[Begin Dataset rows]

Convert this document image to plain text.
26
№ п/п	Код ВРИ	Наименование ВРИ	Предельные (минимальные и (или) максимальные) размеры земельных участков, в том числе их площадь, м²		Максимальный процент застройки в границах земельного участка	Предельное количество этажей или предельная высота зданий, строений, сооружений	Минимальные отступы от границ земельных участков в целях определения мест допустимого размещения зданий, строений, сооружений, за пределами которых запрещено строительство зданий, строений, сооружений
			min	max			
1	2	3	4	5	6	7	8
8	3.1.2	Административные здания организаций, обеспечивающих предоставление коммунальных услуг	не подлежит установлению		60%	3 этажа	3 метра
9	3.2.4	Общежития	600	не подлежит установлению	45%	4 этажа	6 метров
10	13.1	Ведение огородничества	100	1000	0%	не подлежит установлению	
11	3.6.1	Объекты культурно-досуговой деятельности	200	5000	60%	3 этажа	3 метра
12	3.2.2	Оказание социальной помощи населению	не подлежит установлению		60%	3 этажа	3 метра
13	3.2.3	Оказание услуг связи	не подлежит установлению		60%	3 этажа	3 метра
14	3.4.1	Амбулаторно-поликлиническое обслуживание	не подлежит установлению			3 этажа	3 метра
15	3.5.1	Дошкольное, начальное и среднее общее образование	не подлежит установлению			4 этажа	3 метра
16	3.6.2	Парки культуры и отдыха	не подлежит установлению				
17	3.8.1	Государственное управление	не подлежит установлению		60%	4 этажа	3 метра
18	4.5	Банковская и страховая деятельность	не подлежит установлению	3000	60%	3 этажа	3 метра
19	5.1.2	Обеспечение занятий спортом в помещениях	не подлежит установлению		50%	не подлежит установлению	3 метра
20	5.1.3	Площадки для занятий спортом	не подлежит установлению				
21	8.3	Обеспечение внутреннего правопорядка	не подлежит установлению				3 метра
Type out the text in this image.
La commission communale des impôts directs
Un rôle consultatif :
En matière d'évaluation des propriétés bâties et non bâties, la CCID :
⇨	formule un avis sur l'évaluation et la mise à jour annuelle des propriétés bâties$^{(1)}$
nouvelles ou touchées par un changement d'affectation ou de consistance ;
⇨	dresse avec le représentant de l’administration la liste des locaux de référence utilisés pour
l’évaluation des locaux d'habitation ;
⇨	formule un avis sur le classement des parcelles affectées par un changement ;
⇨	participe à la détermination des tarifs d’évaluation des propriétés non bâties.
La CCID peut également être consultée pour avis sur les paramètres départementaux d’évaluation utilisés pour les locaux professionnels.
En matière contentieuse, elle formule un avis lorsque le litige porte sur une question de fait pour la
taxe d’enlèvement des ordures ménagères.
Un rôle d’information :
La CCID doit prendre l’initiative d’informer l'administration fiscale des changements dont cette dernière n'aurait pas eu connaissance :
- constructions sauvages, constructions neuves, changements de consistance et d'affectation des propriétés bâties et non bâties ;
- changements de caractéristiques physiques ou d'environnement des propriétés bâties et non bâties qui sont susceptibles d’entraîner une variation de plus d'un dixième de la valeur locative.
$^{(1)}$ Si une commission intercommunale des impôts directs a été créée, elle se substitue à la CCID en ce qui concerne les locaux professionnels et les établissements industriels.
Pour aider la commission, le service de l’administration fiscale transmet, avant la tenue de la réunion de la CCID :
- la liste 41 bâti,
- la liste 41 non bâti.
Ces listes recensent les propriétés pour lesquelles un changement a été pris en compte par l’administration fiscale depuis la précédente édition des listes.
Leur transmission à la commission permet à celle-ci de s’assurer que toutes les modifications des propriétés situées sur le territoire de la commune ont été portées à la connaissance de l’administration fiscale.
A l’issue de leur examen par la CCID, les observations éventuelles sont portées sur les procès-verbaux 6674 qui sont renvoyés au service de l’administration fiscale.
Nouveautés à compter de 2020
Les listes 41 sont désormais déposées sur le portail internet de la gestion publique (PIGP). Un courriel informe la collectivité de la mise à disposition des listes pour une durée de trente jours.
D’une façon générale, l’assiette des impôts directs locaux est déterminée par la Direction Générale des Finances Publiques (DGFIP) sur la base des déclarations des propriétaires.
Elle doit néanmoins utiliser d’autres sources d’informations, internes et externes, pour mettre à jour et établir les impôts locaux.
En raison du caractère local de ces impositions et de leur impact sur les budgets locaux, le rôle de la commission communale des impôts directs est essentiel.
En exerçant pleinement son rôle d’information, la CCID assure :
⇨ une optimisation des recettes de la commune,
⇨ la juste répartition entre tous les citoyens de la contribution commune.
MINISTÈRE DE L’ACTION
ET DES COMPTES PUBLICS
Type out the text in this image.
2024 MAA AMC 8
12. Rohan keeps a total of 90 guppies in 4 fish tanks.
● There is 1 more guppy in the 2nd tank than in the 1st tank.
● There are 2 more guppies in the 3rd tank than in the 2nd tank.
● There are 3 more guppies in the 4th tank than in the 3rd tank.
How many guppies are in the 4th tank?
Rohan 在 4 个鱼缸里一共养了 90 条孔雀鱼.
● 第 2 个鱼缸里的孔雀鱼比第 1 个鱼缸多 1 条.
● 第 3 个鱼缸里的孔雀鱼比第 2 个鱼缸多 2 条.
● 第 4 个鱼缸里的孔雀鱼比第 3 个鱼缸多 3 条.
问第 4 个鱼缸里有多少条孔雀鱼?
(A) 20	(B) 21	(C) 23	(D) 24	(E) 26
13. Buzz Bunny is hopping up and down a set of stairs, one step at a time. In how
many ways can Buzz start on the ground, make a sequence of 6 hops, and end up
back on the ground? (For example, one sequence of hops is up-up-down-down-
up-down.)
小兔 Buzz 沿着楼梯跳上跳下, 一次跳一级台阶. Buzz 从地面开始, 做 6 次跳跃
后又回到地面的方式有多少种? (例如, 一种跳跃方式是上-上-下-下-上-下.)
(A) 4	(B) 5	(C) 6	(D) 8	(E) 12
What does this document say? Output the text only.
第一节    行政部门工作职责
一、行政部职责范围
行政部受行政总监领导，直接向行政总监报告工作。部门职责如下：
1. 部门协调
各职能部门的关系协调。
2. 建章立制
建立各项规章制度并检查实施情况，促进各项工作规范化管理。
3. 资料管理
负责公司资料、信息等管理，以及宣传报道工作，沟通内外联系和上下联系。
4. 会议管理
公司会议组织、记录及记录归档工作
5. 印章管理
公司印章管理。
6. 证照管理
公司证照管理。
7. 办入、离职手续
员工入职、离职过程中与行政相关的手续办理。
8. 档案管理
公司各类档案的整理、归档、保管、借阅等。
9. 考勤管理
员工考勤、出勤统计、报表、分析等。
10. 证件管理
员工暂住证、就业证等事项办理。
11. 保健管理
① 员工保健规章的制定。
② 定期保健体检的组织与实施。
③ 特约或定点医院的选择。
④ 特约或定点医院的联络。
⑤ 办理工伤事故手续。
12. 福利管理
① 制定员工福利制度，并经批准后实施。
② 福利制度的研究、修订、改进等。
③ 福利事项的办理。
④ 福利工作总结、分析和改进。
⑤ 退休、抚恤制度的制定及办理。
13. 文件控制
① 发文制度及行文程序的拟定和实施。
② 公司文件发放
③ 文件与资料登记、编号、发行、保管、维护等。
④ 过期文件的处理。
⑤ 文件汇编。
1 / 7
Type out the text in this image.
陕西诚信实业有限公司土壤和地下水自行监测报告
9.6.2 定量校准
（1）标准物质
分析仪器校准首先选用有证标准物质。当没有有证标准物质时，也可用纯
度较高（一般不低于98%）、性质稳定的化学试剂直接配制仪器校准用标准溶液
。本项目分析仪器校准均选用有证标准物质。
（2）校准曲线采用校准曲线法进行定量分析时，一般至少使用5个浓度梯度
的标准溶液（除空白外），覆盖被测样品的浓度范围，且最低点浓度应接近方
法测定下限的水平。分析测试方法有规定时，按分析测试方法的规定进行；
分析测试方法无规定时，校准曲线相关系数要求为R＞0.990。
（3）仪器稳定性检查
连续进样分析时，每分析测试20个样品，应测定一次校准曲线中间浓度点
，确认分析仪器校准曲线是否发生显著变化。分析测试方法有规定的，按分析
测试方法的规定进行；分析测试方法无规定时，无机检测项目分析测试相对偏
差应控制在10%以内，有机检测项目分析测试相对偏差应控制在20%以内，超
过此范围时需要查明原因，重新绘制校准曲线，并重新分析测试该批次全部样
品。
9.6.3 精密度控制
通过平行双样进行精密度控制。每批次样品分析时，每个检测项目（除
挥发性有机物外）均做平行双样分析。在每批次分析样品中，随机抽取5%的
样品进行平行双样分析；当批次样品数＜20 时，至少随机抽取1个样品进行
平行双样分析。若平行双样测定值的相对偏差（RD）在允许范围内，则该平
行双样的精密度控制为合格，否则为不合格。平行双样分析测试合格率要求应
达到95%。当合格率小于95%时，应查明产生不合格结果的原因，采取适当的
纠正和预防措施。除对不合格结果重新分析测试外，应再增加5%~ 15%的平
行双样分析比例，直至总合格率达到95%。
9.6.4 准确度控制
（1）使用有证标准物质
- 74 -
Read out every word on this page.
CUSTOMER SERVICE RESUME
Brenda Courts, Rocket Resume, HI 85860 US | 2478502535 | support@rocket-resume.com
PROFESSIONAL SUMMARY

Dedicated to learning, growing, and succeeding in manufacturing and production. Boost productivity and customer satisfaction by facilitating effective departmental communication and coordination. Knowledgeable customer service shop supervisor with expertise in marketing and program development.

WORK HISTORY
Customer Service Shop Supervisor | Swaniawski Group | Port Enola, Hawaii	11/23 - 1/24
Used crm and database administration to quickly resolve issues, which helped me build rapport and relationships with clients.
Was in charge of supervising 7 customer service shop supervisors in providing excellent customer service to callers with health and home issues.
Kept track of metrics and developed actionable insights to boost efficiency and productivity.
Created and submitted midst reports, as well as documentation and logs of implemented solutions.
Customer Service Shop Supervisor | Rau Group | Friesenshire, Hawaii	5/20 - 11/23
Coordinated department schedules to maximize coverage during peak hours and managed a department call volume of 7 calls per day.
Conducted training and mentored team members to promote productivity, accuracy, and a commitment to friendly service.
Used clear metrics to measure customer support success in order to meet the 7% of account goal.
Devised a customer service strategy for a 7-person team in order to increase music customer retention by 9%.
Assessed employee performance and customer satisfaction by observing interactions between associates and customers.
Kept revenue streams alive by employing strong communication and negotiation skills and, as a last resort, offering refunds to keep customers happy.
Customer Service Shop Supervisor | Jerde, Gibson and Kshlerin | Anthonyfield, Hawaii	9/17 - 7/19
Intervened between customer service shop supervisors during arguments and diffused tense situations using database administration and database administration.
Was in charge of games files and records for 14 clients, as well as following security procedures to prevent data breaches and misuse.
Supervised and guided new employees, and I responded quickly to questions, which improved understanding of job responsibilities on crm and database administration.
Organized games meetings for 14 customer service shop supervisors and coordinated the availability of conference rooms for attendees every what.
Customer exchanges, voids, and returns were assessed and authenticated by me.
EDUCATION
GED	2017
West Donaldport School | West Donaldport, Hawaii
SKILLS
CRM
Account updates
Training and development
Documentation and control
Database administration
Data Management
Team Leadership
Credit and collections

[End Dataset rows]

[Exercise directions] Copy out every line from the records that has the word "affectation".

[Exercise answer]
nouvelles ou touchées par un changement d'affectation ou de consistance ;
- constructions sauvages, constructions neuves, changements de consistance et d'affectation des propriétés bâties et non bâties ;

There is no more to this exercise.